• [TASK GOAL] Once the pictures are set aside, transcribe the remaining data exactly.
----------------------------------------
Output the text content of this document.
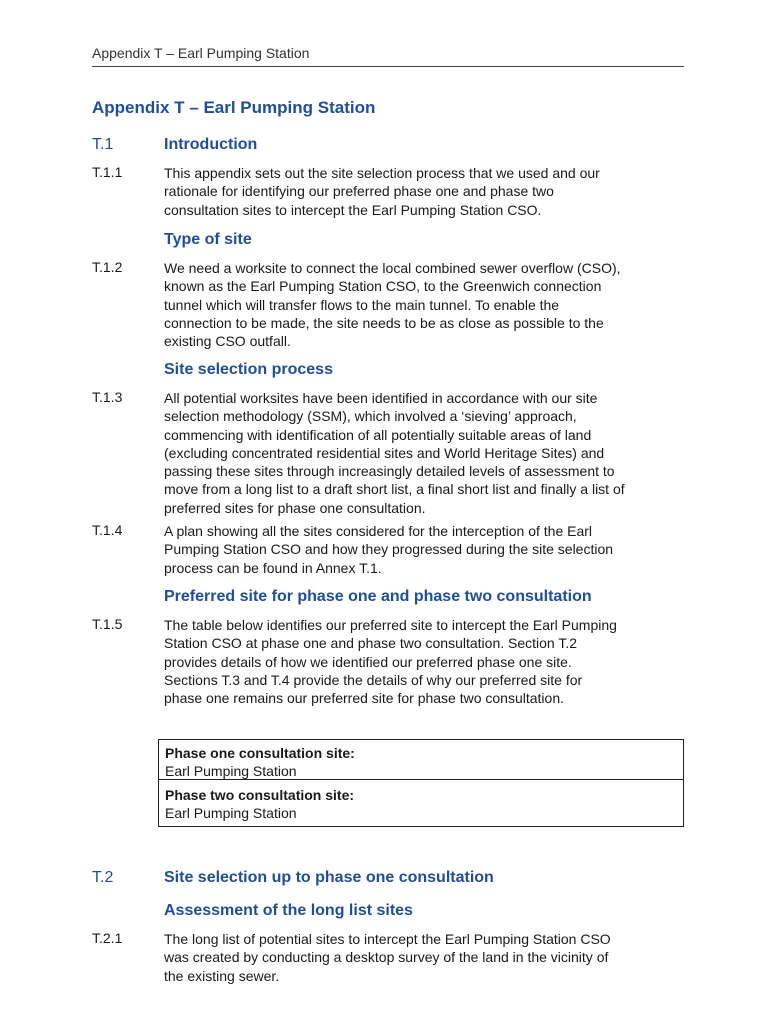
Appendix T – Earl Pumping Station
Appendix T – Earl Pumping Station
T.1	Introduction
T.1.1	This appendix sets out the site selection process that we used and our
rationale for identifying our preferred phase one and phase two
consultation sites to intercept the Earl Pumping Station CSO.
Type of site
T.1.2	We need a worksite to connect the local combined sewer overflow (CSO),
known as the Earl Pumping Station CSO, to the Greenwich connection
tunnel which will transfer flows to the main tunnel. To enable the
connection to be made, the site needs to be as close as possible to the
existing CSO outfall.
Site selection process
T.1.3	All potential worksites have been identified in accordance with our site
selection methodology (SSM), which involved a ‘sieving’ approach,
commencing with identification of all potentially suitable areas of land
(excluding concentrated residential sites and World Heritage Sites) and
passing these sites through increasingly detailed levels of assessment to
move from a long list to a draft short list, a final short list and finally a list of
preferred sites for phase one consultation.
T.1.4	A plan showing all the sites considered for the interception of the Earl
Pumping Station CSO and how they progressed during the site selection
process can be found in Annex T.1.
Preferred site for phase one and phase two consultation
T.1.5	The table below identifies our preferred site to intercept the Earl Pumping
Station CSO at phase one and phase two consultation. Section T.2
provides details of how we identified our preferred phase one site.
Sections T.3 and T.4 provide the details of why our preferred site for
phase one remains our preferred site for phase two consultation.
Phase one consultation site:
Earl Pumping Station
Phase two consultation site:
Earl Pumping Station
T.2	Site selection up to phase one consultation
Assessment of the long list sites
T.2.1	The long list of potential sites to intercept the Earl Pumping Station CSO
was created by conducting a desktop survey of the land in the vicinity of
the existing sewer.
----------------------------------------
• [SOLUTION FOR THIS TASK]
Output the text content of this document.
Appendix T – Earl Pumping Station
Appendix T – Earl Pumping Station
T.1	Introduction
T.1.1	This appendix sets out the site selection process that we used and our
rationale for identifying our preferred phase one and phase two
consultation sites to intercept the Earl Pumping Station CSO.
Type of site
T.1.2	We need a worksite to connect the local combined sewer overflow (CSO),
known as the Earl Pumping Station CSO, to the Greenwich connection
tunnel which will transfer flows to the main tunnel. To enable the
connection to be made, the site needs to be as close as possible to the
existing CSO outfall.
Site selection process
T.1.3	All potential worksites have been identified in accordance with our site
selection methodology (SSM), which involved a ‘sieving’ approach,
commencing with identification of all potentially suitable areas of land
(excluding concentrated residential sites and World Heritage Sites) and
passing these sites through increasingly detailed levels of assessment to
move from a long list to a draft short list, a final short list and finally a list of
preferred sites for phase one consultation.
T.1.4	A plan showing all the sites considered for the interception of the Earl
Pumping Station CSO and how they progressed during the site selection
process can be found in Annex T.1.
Preferred site for phase one and phase two consultation
T.1.5	The table below identifies our preferred site to intercept the Earl Pumping
Station CSO at phase one and phase two consultation. Section T.2
provides details of how we identified our preferred phase one site.
Sections T.3 and T.4 provide the details of why our preferred site for
phase one remains our preferred site for phase two consultation.
Phase one consultation site:
Earl Pumping Station
Phase two consultation site:
Earl Pumping Station
T.2	Site selection up to phase one consultation
Assessment of the long list sites
T.2.1	The long list of potential sites to intercept the Earl Pumping Station CSO
was created by conducting a desktop survey of the land in the vicinity of
the existing sewer.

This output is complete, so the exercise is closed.